>> Start
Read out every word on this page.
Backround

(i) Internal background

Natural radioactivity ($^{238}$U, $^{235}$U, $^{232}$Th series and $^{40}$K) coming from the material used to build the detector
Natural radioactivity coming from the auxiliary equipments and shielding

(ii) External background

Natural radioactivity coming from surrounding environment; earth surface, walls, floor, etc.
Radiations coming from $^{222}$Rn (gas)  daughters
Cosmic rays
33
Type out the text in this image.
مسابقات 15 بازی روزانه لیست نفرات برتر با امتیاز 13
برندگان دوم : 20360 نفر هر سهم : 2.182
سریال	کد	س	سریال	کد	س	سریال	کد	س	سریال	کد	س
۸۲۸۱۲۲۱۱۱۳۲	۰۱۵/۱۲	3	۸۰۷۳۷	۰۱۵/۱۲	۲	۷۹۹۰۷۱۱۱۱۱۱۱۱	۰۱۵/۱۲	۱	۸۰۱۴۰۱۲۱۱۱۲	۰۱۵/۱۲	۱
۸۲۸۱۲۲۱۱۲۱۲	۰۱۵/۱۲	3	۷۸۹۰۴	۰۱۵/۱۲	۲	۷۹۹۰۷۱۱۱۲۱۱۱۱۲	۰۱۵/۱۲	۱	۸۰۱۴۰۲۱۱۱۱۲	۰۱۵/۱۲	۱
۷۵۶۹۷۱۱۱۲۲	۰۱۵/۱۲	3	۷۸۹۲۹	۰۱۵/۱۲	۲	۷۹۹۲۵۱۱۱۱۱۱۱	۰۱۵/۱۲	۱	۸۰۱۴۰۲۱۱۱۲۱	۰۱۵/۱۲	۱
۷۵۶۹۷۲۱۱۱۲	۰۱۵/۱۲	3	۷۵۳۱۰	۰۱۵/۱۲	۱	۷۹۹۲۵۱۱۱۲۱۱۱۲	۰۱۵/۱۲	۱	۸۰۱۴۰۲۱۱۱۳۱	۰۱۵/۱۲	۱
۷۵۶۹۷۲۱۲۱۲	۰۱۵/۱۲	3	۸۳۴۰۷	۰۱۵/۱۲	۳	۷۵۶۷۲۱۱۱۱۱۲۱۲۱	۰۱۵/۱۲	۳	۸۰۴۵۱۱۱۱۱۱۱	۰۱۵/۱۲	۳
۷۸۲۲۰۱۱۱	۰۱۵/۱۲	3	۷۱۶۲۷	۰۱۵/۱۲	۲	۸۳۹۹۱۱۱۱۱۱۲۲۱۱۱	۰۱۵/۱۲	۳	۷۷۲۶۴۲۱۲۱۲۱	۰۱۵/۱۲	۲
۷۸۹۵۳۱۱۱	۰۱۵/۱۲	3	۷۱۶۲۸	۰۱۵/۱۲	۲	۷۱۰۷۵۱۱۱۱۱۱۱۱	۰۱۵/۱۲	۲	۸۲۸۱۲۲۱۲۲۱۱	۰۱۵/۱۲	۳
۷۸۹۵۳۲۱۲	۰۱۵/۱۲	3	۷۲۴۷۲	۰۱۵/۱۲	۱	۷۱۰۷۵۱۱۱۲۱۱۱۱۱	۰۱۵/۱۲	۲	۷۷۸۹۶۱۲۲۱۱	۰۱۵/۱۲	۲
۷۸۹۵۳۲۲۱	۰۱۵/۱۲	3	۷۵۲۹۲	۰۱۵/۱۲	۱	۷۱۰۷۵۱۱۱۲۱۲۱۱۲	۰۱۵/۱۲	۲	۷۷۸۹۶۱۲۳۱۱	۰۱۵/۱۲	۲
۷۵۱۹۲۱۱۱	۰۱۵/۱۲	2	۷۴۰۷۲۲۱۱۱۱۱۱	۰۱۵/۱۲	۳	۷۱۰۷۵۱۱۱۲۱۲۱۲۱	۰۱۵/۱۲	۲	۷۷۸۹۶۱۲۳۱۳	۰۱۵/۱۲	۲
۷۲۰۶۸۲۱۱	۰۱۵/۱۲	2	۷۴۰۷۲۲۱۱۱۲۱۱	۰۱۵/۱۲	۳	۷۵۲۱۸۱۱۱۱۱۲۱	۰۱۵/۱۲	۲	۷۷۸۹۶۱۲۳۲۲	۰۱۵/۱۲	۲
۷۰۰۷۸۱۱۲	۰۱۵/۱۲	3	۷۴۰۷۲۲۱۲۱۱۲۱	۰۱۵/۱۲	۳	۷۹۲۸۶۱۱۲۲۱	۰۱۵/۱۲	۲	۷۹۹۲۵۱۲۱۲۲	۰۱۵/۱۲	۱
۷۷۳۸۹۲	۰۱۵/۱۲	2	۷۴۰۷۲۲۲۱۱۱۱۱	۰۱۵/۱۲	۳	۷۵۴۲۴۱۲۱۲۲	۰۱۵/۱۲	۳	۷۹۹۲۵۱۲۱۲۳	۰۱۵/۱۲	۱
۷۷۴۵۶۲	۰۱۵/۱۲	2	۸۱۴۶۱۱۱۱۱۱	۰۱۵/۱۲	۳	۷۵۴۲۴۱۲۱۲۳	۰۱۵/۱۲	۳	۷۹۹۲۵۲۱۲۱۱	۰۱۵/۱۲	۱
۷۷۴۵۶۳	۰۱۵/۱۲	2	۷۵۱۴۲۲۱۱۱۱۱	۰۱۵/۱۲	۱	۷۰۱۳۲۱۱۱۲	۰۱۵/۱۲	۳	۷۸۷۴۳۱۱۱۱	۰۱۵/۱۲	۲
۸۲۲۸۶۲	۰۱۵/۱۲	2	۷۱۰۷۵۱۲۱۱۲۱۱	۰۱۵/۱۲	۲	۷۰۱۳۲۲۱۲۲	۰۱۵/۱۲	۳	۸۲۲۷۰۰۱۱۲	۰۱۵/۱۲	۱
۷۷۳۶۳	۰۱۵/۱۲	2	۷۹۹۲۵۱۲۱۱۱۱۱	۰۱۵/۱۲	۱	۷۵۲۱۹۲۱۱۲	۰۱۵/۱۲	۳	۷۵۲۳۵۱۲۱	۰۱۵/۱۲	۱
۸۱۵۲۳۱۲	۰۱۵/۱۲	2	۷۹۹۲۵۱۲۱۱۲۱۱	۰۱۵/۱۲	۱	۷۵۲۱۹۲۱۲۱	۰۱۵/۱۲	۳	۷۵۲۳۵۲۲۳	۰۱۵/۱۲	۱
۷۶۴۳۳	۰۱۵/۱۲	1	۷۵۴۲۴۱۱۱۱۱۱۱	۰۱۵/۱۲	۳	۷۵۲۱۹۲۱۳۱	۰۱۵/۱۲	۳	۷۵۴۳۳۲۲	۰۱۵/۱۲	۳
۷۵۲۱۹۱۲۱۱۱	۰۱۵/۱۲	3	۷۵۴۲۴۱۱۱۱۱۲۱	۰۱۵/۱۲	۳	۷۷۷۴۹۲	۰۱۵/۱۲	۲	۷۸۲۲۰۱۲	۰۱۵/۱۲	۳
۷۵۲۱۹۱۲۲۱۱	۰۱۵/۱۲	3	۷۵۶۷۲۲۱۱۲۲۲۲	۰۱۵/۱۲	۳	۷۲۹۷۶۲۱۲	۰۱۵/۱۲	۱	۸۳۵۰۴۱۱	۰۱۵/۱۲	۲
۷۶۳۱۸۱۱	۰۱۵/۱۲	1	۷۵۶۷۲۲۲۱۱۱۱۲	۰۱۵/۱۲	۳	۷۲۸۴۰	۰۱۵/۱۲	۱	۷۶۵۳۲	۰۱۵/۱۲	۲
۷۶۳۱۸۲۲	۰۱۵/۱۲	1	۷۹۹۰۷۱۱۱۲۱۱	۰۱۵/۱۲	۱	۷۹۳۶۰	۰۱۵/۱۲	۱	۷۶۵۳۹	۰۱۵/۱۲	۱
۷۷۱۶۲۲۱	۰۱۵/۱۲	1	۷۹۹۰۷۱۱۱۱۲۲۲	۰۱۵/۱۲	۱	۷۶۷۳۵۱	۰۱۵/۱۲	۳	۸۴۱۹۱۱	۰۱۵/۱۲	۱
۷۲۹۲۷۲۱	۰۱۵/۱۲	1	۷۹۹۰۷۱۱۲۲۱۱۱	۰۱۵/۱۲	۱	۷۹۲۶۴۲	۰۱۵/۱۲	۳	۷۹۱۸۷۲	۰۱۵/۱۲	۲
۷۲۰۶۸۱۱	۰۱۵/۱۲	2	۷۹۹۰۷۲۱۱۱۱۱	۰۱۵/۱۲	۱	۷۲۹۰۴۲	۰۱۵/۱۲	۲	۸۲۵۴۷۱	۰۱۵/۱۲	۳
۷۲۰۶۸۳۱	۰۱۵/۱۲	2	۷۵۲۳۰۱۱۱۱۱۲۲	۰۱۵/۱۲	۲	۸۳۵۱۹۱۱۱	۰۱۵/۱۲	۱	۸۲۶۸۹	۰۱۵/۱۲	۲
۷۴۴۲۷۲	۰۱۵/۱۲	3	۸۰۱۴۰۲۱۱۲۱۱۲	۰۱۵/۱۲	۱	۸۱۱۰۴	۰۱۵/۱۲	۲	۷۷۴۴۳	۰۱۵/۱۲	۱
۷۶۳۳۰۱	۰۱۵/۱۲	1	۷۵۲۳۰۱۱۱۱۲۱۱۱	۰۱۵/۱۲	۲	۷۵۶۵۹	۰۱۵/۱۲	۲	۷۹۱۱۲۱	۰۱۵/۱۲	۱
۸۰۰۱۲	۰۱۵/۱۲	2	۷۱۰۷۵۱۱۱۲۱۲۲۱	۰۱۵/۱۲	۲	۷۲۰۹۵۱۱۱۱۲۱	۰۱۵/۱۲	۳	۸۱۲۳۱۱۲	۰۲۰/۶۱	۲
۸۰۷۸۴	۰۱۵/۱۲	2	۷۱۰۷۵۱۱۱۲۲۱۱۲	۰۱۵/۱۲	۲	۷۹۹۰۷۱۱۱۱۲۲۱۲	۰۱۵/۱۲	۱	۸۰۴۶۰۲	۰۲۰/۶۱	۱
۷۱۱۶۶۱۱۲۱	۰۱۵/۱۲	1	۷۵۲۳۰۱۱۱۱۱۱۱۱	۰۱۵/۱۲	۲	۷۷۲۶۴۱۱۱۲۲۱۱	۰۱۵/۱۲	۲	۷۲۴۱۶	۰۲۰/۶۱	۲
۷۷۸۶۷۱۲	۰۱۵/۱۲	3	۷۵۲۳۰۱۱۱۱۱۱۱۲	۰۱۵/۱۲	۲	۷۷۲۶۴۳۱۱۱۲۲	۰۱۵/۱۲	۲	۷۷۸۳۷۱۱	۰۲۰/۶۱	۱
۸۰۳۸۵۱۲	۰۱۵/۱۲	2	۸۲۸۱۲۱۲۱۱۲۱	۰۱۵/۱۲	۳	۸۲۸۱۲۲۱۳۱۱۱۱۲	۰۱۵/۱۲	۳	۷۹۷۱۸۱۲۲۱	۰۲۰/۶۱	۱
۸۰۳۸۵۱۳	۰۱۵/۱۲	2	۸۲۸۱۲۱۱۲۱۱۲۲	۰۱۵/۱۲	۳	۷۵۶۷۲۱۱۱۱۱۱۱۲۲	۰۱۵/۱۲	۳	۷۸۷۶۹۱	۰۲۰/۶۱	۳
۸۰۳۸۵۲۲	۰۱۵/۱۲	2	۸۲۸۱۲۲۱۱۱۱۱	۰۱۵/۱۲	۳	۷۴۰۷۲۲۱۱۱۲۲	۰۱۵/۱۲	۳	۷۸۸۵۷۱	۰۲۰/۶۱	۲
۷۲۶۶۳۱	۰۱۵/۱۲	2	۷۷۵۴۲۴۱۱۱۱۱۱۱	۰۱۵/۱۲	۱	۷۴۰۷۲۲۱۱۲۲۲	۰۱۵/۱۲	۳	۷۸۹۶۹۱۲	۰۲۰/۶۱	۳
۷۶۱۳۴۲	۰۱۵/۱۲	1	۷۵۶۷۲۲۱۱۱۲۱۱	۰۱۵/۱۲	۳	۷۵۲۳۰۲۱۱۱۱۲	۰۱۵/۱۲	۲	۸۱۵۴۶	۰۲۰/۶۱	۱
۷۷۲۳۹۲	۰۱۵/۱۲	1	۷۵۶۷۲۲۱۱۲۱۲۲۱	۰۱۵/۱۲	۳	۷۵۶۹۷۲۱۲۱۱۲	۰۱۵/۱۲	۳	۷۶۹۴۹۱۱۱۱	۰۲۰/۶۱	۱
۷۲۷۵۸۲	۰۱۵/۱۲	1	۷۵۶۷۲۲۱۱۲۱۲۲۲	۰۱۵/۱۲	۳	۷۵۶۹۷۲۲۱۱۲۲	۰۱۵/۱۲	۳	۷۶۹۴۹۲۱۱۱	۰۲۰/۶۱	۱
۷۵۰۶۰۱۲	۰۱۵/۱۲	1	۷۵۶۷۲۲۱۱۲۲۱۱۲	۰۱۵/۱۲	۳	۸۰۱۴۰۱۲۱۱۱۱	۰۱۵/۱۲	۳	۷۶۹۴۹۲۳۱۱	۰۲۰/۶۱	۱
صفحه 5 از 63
>> End
§ Requirements
Return solely the number of lines in the data that include the word "Natural".

§ Answer
3